The Body as a Temple
The iconic representation of the divine underlies the principle that the body is an altar. This act of portraying the body in an elevated state contrasts with negative depictions of it. The language that is used to describe the body and the rituals directed towards shifting cultural presuppositions and creating an altered vision both warrant closer scrutiny.
Let us examine a few of the terms that are used to denote the body. The term tanū is derived from √tanū vistāre, meaning “to expand.” The Vedic hymns refer to Rudra as having auspicious (śivā) and terrifying (aghora) bodies, and the term used here is tanū. The term kāya is derived from √ciñ cayane, meaning the locale where the entities are accreted. Etymologically, “body” thus refers to an entity that expands and accumulates. This expression of the expansive and collective nature of the body comes from the Vedas and culminates in Tantric literature, which shifts the perspective given by the term śarīra, derived from √śṝ as something that breaks up or disintegrates.
Analysis of the term puruṣa allows us to understand the ways in which the embodied self is envisioned in classical India. Etymologically, the term refers to “that which fills” (pūrayate). Following another understanding, puruṣa is “due to being in the beginning” (Taittirīya Āraṇyaka 1.23.4). Rather than describing the embodied self, these two terms indicate that Puruṣa encompasses both time and space. This pervasiveness of “person” highlights both transcendence and immanence, where the cosmic Puruṣa pervades the earth and extends beyond it (R̥gveda 10.90.1). In these depictions, the term Puruṣa refers to both the embodied self and the cosmic being that encompasses the totality. While Puruṣa is an embodied self, it is also the divine, addressed as Puruṣottama or Tatpuruṣa. The Vedic depiction of the body as “the unassailable city of gods has eight cakras and nine gates” (Atharvaveda 10.2.31) and the expanded notion of Puruṣa as encompassing the totality are vibrant in Tantric ritual visualizations.
The body as the “field” (kṣetra) reflects the same meaning. The Br̥haddevatā (4.40) describes the parallel between the body and kṣetra in the most direct terms: the body associated with the senses is called kṣetra. The Bhagavadgītā also explicitly identifies that “this body is called as kṣetra” (13.2). In the same text, kṣetra appears as a collective name that refers to consciousness and emotions (13.6). Thus the body and what is felt within the body are both identified by the term kṣetra. This is crucial to understanding the esoteric meaning of kṣetra as the ritual field visualized in Tantric literature as both geographic planes and bodily centers.
The body conceived of as a temple affirms the same concept. If we read the terms used to describe a Hindu temple, it becomes clear that the temple is perceived as a body, most often a human body. As the visualized body has its foundation in a lotus (mūlādhāra-cakra), so also is the temple built on the support of a lotus. The cosmic pillar, most likely made of bamboo in ancient times to depict different sheaths as the name veṇukośa suggests, is the spinal cord in the human body, with different cakras as the centers where the deities reside. The walls of a temple, identified as “cage” (pañjara), are identical to the girth of the body as the cage that confines the embodied self (jīva) within. In this metaphoric depiction, the five elements act as tapestries that adorn the temple’s wall-frieze, and the term used to denote this is “thigh” (jaṅghā). The inner sanctum of the temple, the womb-house (garbha-gr̥ha), explicitly suggests the embryonic stage (Meister 1995: 123–25).

_EXCERPTED DATA_
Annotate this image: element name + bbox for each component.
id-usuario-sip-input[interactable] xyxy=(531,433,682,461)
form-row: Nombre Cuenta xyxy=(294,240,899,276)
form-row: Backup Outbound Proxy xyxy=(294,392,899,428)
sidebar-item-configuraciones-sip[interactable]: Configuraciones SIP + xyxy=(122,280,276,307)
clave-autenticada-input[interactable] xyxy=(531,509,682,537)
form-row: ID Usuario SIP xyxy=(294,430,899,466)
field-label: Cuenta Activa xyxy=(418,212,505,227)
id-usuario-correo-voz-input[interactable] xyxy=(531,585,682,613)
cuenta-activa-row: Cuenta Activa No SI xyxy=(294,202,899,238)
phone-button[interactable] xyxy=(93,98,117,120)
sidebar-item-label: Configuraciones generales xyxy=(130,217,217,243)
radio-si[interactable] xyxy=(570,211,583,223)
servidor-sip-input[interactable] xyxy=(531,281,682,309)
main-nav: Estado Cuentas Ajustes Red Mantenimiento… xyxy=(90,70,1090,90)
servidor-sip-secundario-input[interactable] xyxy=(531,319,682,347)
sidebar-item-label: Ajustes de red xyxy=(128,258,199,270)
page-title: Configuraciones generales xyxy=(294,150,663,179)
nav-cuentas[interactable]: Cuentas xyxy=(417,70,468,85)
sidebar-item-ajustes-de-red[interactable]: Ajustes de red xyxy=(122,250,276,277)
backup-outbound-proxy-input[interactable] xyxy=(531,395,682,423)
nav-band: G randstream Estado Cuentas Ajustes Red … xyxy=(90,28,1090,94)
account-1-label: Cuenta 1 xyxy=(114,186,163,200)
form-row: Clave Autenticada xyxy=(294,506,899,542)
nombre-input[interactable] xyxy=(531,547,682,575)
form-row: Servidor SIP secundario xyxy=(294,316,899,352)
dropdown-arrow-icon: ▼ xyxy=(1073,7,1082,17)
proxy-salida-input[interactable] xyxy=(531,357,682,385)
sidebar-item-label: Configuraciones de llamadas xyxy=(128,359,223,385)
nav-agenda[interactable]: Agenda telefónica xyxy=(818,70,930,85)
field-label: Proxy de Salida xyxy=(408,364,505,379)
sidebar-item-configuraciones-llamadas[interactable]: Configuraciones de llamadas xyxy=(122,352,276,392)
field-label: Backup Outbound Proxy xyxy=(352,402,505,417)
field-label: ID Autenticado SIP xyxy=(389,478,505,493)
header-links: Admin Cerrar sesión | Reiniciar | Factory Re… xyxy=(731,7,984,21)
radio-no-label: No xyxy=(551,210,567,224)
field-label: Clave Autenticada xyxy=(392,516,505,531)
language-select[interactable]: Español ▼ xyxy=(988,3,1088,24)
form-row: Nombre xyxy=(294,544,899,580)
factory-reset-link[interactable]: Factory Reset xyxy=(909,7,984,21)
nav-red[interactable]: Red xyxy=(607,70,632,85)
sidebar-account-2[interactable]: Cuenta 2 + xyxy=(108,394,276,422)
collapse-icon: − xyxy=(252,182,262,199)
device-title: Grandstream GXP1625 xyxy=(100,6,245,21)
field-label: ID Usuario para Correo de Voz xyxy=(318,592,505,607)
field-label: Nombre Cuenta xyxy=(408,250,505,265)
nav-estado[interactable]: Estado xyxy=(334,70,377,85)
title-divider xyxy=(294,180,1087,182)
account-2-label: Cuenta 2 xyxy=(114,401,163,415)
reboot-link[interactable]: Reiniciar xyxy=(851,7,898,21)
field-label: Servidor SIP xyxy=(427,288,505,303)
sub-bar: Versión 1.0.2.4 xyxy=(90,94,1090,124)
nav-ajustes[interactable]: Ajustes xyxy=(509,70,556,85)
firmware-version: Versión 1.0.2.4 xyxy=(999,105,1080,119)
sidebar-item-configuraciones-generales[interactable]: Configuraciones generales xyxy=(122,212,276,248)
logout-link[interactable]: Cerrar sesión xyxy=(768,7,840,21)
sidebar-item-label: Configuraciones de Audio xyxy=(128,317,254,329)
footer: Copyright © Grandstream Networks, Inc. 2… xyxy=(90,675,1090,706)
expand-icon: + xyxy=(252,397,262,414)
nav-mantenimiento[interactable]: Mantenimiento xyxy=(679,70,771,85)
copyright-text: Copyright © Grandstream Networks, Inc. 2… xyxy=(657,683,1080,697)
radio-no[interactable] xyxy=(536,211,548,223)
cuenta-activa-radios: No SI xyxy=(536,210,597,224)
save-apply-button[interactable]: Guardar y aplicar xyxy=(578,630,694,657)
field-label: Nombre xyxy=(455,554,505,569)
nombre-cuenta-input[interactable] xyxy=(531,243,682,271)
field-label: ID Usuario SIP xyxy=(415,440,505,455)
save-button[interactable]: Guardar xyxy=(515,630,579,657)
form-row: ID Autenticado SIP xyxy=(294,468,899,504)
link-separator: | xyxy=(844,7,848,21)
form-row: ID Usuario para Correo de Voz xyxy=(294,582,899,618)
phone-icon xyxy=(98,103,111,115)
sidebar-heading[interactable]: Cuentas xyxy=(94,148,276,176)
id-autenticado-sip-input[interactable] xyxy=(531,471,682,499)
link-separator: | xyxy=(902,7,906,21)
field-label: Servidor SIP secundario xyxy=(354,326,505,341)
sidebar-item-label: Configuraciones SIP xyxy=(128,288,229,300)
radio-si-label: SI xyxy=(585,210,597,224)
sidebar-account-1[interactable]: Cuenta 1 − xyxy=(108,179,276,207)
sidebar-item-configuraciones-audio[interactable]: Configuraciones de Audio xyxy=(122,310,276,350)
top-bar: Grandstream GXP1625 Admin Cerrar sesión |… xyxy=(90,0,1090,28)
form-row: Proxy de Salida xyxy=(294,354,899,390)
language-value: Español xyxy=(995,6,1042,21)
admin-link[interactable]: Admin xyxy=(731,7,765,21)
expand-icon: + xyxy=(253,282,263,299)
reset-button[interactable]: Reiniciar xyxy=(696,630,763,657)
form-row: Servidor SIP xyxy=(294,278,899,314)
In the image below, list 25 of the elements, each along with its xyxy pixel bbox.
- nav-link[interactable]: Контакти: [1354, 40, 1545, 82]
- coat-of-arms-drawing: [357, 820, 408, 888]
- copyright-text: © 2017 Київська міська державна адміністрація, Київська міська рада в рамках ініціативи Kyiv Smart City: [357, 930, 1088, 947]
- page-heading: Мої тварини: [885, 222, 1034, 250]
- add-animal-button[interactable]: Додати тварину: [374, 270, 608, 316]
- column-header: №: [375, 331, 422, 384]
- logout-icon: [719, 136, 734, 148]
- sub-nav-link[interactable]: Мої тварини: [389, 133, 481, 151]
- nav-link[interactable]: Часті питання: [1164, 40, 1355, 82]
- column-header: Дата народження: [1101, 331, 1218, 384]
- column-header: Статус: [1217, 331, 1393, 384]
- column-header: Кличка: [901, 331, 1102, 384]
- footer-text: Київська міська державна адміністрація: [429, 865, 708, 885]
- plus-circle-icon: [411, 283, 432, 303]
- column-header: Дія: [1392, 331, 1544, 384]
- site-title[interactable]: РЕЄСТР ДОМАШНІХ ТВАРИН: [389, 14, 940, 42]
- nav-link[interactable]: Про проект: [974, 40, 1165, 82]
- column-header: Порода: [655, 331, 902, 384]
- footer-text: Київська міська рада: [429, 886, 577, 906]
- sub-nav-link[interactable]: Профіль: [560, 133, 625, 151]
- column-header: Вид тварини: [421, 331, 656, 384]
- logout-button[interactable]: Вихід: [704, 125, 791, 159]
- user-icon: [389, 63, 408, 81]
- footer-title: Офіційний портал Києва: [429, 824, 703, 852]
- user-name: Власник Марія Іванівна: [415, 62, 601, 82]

_DIRECTIONS_
#1 Answer these questions using the passage on the body as a temple.
(a) From what root is the term tanū derived, and what does that root mean?
(b) According to the Atharvaveda (10.2.31), how many cakras and how many gates does the body, as the city of gods, have?
(c) What term identifies the walls of a temple, and what does it mean?
#2 Reproduce everything in the passage on the body as a temple from "The Body as a" down to "warrant closer scrutiny.".

_WORKED ANSWERS_
#1
(a) Tanū is derived from √tanū vistāre, meaning "to expand."
(b) It has eight cakras and nine gates.
(c) The walls are called pañjara, meaning "cage."

#2
The Body as a Temple
The iconic representation of the divine underlies the principle that the body is an altar. This act of portraying the body in an elevated state contrasts with negative depictions of it. The language that is used to describe the body and the rituals directed towards shifting cultural presuppositions and creating an altered vision both warrant closer scrutiny.